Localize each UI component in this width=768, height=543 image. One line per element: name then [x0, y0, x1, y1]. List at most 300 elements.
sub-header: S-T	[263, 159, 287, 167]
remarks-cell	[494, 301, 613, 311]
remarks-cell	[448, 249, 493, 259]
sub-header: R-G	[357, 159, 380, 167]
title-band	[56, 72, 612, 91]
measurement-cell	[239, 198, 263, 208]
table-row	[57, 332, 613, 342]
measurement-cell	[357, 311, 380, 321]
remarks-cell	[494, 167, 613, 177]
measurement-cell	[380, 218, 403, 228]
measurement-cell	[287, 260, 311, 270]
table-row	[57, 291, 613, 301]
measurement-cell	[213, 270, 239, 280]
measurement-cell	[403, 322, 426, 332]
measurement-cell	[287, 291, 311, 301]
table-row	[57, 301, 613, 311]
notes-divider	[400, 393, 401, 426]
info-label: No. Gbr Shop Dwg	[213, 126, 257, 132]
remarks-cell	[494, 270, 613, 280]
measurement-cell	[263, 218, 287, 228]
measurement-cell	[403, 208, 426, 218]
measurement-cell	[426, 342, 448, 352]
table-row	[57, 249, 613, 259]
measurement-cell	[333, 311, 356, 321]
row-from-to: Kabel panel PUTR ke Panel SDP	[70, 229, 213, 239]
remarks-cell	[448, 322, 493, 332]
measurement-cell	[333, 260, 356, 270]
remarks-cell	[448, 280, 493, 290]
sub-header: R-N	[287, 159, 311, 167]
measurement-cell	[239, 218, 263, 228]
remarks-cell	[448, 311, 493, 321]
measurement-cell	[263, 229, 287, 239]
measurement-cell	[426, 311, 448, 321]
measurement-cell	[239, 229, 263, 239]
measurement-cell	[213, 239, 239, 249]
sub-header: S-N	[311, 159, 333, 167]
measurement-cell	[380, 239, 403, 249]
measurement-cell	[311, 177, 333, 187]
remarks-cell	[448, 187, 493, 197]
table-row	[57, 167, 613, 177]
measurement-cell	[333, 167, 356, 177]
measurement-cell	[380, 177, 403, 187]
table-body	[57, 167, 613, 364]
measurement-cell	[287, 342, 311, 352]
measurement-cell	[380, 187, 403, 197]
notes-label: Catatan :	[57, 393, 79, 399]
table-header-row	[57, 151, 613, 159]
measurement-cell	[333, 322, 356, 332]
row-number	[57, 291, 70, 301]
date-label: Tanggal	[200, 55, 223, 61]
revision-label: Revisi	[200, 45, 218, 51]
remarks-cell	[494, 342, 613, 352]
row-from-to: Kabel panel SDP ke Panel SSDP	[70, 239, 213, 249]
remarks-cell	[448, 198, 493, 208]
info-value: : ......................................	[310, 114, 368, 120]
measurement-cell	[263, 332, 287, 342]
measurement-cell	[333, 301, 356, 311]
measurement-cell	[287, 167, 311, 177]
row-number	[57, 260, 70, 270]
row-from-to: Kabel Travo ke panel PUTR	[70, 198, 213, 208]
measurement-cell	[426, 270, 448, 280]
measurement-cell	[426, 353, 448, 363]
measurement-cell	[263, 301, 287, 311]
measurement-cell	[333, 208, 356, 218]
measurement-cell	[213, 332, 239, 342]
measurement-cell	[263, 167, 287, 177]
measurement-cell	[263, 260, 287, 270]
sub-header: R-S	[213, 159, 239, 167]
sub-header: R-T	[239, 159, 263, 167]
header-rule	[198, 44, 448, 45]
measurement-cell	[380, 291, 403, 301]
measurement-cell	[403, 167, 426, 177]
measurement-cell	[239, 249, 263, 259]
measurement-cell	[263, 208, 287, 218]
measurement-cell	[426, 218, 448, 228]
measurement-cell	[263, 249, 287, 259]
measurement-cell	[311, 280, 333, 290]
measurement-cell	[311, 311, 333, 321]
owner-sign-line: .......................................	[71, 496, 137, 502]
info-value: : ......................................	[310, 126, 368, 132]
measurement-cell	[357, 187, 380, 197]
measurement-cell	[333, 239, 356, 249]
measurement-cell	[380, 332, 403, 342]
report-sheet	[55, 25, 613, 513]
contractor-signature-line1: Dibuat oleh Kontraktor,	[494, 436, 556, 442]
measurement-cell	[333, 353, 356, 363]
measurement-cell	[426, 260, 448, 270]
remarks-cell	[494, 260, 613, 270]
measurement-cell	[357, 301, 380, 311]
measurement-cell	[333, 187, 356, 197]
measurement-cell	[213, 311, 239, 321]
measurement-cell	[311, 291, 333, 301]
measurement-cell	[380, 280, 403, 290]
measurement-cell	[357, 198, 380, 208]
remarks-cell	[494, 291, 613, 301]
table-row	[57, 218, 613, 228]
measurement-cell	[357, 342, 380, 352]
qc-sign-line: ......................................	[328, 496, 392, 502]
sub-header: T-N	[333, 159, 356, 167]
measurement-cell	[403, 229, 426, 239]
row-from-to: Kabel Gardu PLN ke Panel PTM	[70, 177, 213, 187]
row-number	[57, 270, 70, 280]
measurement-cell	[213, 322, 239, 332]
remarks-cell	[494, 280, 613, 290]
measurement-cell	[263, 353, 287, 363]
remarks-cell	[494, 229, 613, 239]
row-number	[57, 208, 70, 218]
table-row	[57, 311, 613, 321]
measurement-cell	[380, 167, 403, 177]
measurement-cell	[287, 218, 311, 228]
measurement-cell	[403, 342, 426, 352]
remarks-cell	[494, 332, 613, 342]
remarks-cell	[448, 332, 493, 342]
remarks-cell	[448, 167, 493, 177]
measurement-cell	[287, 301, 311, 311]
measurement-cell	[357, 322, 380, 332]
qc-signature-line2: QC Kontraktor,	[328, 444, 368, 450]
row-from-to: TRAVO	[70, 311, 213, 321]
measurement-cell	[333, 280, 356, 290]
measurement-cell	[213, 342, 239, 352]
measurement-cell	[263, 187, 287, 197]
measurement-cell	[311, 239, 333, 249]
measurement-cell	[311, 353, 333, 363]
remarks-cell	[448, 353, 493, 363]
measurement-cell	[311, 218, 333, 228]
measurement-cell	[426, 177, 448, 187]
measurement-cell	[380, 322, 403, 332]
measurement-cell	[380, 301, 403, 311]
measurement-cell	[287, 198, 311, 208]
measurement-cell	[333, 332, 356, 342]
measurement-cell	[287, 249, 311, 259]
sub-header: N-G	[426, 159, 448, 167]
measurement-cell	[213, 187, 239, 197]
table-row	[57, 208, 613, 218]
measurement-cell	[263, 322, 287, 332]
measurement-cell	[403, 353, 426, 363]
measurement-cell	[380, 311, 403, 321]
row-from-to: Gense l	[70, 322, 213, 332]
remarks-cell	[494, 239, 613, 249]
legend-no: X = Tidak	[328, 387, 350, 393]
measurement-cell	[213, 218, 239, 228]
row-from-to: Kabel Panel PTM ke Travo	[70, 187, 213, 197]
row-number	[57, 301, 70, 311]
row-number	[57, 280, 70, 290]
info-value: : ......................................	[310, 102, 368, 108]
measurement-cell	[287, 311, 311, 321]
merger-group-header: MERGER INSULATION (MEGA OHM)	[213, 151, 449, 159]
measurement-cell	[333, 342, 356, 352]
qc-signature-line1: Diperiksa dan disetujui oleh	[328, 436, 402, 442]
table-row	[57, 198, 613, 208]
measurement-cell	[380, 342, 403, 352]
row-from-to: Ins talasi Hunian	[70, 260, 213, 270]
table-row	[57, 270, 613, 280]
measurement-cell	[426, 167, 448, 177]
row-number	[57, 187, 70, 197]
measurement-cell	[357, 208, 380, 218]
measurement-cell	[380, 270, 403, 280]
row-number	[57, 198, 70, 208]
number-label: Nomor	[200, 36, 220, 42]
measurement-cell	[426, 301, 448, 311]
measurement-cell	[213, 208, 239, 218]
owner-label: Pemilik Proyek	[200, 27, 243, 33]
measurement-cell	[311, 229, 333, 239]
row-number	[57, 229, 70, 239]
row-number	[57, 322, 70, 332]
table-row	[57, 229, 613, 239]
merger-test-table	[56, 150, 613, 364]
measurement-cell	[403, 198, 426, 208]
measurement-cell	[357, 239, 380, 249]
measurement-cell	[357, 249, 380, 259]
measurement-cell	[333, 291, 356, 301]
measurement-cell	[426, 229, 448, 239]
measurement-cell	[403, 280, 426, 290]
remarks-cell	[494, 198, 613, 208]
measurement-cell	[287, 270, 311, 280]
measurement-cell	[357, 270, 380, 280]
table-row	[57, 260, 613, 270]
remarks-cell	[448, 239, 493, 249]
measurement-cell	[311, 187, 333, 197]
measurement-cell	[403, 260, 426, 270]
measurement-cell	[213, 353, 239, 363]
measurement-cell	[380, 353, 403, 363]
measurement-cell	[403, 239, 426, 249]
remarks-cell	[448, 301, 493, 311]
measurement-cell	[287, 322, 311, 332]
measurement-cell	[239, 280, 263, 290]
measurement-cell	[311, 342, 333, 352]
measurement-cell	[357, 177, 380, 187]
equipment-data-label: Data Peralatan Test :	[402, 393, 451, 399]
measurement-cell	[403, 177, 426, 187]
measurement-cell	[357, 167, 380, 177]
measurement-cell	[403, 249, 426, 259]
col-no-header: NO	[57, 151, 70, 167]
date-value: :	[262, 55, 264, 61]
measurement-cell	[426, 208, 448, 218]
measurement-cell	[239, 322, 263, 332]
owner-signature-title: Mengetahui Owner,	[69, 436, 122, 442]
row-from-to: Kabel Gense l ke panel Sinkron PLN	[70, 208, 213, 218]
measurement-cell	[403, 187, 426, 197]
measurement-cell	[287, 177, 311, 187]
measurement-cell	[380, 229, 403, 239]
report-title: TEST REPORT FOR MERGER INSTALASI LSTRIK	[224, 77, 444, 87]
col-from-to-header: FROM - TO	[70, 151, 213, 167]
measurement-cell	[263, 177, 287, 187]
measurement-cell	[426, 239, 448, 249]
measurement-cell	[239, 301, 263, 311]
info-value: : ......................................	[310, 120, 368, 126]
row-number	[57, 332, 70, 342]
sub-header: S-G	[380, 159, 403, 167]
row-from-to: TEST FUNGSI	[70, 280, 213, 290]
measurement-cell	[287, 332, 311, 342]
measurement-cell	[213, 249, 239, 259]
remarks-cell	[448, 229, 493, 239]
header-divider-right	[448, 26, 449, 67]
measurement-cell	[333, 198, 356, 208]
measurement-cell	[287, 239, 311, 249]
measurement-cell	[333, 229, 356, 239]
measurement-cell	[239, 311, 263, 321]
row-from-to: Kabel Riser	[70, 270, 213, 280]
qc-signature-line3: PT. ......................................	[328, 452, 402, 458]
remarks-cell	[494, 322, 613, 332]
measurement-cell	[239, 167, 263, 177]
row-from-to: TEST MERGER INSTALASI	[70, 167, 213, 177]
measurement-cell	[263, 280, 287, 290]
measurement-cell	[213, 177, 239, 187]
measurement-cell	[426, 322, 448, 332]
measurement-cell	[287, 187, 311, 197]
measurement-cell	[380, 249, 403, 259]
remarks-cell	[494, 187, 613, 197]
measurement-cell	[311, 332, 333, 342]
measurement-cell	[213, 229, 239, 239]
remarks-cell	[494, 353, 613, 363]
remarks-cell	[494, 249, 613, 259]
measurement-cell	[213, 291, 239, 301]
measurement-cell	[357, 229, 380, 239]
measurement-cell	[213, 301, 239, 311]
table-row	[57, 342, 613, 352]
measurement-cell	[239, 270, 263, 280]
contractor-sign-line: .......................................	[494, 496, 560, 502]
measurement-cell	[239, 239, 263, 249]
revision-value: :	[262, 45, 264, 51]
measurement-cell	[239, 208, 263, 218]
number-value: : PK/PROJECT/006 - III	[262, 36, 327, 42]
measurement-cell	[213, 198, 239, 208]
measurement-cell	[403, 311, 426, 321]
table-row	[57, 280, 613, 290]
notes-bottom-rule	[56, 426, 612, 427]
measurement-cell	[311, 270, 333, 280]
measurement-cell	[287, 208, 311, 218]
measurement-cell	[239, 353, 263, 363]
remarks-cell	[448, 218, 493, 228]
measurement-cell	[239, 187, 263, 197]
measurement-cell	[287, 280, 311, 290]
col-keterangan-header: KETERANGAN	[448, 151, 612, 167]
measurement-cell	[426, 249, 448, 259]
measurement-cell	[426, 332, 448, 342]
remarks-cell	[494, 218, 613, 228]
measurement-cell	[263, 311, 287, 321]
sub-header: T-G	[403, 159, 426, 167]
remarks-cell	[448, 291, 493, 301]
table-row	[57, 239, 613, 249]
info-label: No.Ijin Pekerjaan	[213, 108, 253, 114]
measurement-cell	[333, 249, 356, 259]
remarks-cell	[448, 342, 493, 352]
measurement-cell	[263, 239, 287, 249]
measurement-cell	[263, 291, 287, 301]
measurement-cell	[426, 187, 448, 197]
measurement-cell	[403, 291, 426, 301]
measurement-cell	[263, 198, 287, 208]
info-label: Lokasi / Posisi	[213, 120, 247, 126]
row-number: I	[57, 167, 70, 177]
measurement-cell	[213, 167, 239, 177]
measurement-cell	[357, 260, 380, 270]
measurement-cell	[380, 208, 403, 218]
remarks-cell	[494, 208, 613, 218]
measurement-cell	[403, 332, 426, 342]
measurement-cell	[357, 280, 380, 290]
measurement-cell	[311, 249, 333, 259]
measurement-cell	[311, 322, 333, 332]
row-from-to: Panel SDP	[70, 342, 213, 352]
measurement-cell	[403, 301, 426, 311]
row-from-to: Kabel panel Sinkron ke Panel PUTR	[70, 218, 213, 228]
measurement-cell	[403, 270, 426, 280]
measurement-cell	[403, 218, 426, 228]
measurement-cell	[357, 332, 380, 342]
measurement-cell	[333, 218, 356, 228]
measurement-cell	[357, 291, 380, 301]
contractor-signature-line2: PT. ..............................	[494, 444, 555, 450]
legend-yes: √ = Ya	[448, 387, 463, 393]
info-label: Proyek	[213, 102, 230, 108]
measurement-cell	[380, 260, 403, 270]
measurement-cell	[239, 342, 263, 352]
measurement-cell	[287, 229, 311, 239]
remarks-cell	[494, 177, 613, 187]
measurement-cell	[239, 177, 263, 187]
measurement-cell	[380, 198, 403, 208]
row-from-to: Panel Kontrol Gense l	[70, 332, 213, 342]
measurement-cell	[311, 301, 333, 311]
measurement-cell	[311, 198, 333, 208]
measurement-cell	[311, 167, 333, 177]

## AIM:
Find every line in the records above that contains the string "owner", treating uppercase and lowercase as different, and copy each such line.

## TASK RESULT:
owner-sign-line: .......................................	[71, 496, 137, 502]
owner-label: Pemilik Proyek	[200, 27, 243, 33]
owner-signature-title: Mengetahui Owner,	[69, 436, 122, 442]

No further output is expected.